### What the task asks
Write out the entries below once more, exactly.

### Records to process
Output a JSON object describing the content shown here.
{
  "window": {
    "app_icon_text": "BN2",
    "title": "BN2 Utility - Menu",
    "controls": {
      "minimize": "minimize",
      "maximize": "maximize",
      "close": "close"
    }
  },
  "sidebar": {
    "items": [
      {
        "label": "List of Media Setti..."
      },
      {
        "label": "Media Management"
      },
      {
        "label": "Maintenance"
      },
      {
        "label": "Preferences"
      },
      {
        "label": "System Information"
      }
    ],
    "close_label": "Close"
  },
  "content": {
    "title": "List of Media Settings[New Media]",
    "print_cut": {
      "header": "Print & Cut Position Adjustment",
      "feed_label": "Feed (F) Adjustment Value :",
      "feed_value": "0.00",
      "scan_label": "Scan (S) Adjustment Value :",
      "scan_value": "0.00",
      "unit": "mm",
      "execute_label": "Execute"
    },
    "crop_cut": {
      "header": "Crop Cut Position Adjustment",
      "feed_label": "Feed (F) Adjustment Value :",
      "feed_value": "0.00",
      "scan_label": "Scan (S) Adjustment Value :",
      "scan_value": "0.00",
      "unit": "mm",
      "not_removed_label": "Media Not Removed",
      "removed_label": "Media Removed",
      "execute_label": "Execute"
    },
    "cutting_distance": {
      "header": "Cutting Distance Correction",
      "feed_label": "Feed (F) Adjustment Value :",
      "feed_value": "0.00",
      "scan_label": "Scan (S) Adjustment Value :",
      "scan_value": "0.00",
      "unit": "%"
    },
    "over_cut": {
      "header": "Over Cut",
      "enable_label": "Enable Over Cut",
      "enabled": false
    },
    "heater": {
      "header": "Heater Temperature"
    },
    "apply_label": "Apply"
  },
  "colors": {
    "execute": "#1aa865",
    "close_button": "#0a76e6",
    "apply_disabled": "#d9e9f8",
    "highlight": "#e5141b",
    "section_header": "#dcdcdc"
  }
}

### Reply
Output a JSON object describing the content shown here.
{
  "window": {
    "app_icon_text": "BN2",
    "title": "BN2 Utility - Menu",
    "controls": {
      "minimize": "minimize",
      "maximize": "maximize",
      "close": "close"
    }
  },
  "sidebar": {
    "items": [
      {
        "label": "List of Media Setti..."
      },
      {
        "label": "Media Management"
      },
      {
        "label": "Maintenance"
      },
      {
        "label": "Preferences"
      },
      {
        "label": "System Information"
      }
    ],
    "close_label": "Close"
  },
  "content": {
    "title": "List of Media Settings[New Media]",
    "print_cut": {
      "header": "Print & Cut Position Adjustment",
      "feed_label": "Feed (F) Adjustment Value :",
      "feed_value": "0.00",
      "scan_label": "Scan (S) Adjustment Value :",
      "scan_value": "0.00",
      "unit": "mm",
      "execute_label": "Execute"
    },
    "crop_cut": {
      "header": "Crop Cut Position Adjustment",
      "feed_label": "Feed (F) Adjustment Value :",
      "feed_value": "0.00",
      "scan_label": "Scan (S) Adjustment Value :",
      "scan_value": "0.00",
      "unit": "mm",
      "not_removed_label": "Media Not Removed",
      "removed_label": "Media Removed",
      "execute_label": "Execute"
    },
    "cutting_distance": {
      "header": "Cutting Distance Correction",
      "feed_label": "Feed (F) Adjustment Value :",
      "feed_value": "0.00",
      "scan_label": "Scan (S) Adjustment Value :",
      "scan_value": "0.00",
      "unit": "%"
    },
    "over_cut": {
      "header": "Over Cut",
      "enable_label": "Enable Over Cut",
      "enabled": false
    },
    "heater": {
      "header": "Heater Temperature"
    },
    "apply_label": "Apply"
  },
  "colors": {
    "execute": "#1aa865",
    "close_button": "#0a76e6",
    "apply_disabled": "#d9e9f8",
    "highlight": "#e5141b",
    "section_header": "#dcdcdc"
  }
}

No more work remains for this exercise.